Note how many lines hold "Deelnemersbijdrage" and report that number by itself.
>> BEGIN INPUT FOR THIS TASK
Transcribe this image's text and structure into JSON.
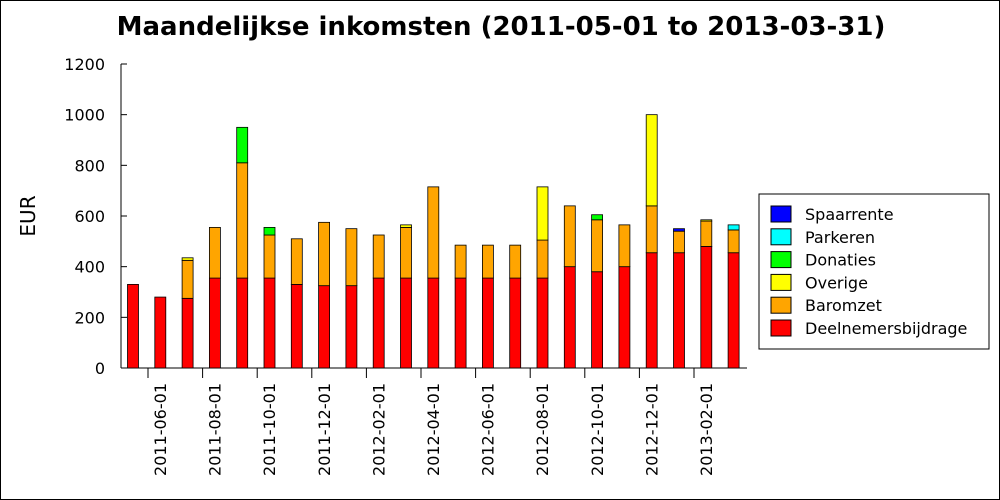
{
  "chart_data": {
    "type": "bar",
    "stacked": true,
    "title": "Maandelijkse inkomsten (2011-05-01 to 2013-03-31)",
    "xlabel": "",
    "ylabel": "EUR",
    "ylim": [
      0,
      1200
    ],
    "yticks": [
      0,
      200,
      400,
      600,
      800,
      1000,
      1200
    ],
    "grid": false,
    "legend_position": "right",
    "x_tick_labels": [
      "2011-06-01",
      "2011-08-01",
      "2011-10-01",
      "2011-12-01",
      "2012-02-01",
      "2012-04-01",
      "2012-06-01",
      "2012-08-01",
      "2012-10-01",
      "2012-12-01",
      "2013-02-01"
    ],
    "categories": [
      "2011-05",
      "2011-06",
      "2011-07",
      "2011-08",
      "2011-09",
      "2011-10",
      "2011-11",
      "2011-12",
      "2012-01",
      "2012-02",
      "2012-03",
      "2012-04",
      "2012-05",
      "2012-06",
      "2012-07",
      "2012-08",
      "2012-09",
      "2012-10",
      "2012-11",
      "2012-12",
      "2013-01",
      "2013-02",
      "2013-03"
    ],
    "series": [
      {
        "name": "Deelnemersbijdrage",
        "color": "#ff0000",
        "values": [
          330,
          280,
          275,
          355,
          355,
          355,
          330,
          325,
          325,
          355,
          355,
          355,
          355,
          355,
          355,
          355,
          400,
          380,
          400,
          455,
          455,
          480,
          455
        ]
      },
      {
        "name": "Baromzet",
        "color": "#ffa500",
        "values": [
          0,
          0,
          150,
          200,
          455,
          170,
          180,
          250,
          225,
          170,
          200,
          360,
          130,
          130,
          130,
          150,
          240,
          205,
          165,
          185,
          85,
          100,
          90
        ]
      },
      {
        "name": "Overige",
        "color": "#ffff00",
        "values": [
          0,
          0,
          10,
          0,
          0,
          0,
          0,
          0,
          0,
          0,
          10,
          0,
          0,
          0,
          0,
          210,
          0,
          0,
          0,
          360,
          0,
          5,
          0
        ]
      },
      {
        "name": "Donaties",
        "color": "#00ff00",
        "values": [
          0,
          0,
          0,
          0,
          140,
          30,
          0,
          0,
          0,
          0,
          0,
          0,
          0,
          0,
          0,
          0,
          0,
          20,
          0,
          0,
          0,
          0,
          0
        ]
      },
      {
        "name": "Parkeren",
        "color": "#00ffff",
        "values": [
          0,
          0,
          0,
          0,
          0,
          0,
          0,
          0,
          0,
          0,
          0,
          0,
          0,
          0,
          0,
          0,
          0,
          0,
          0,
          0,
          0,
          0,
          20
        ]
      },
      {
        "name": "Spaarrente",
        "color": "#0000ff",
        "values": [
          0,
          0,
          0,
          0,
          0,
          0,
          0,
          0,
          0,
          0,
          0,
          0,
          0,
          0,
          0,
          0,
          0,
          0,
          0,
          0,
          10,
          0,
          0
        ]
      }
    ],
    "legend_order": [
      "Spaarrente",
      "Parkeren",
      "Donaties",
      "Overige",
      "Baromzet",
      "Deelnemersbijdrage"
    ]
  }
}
>> END INPUT FOR THIS TASK
> SOLVED EXERCISE:
2